* Goal of the exercise
Reproduce exactly the lines from the line containing "Serialize everything readable" through the end of the records below, including both ends, and nothing else.

* Information given
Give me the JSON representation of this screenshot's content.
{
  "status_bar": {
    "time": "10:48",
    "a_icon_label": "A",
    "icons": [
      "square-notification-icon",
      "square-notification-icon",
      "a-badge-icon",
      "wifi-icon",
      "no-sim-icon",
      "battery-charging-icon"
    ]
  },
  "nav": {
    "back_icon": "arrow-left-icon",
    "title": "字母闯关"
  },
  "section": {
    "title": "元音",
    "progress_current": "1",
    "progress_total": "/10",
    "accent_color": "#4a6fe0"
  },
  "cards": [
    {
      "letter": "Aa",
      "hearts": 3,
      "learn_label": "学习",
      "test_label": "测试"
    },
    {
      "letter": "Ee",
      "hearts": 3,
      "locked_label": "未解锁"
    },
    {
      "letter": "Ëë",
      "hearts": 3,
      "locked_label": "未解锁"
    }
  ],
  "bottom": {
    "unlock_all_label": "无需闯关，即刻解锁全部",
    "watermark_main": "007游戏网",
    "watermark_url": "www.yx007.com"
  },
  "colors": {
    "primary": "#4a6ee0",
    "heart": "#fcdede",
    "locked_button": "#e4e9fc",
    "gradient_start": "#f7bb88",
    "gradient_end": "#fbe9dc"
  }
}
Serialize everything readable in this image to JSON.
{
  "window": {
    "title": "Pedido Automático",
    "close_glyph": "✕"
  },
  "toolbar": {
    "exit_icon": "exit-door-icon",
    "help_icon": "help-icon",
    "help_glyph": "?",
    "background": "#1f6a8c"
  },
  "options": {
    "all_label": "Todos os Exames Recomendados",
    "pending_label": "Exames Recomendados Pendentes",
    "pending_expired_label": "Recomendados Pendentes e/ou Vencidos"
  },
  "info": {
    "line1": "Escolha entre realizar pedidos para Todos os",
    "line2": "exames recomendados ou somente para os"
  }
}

* Exercise output
Serialize everything readable in this image to JSON.
{
  "window": {
    "title": "Pedido Automático",
    "close_glyph": "✕"
  },
  "toolbar": {
    "exit_icon": "exit-door-icon",
    "help_icon": "help-icon",
    "help_glyph": "?",
    "background": "#1f6a8c"
  },
  "options": {
    "all_label": "Todos os Exames Recomendados",
    "pending_label": "Exames Recomendados Pendentes",
    "pending_expired_label": "Recomendados Pendentes e/ou Vencidos"
  },
  "info": {
    "line1": "Escolha entre realizar pedidos para Todos os",
    "line2": "exames recomendados ou somente para os"
  }
}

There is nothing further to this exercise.